__Task brief__: List each line holding the string "this".

__Supplied information__:
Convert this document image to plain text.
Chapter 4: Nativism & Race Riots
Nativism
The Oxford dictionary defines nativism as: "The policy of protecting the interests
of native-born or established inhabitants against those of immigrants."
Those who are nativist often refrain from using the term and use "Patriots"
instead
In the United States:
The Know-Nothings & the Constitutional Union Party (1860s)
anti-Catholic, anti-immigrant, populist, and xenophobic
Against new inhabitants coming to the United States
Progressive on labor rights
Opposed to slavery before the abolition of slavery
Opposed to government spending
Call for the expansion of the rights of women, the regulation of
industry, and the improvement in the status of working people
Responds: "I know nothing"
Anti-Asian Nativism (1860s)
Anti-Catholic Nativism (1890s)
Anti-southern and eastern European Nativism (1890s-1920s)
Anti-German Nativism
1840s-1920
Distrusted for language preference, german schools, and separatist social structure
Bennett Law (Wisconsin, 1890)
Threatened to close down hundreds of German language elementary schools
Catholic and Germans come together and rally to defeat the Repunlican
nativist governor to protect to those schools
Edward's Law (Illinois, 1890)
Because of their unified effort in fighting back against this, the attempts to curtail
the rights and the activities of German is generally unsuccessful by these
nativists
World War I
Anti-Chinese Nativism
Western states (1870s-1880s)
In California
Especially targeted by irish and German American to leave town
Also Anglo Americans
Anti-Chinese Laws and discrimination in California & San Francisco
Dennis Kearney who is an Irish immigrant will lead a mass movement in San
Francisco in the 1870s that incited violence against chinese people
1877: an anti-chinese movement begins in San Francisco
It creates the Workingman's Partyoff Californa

__Response below__:
Convert this document image to plain text.
Because of their unified effort in fighting back against this, the attempts to curtail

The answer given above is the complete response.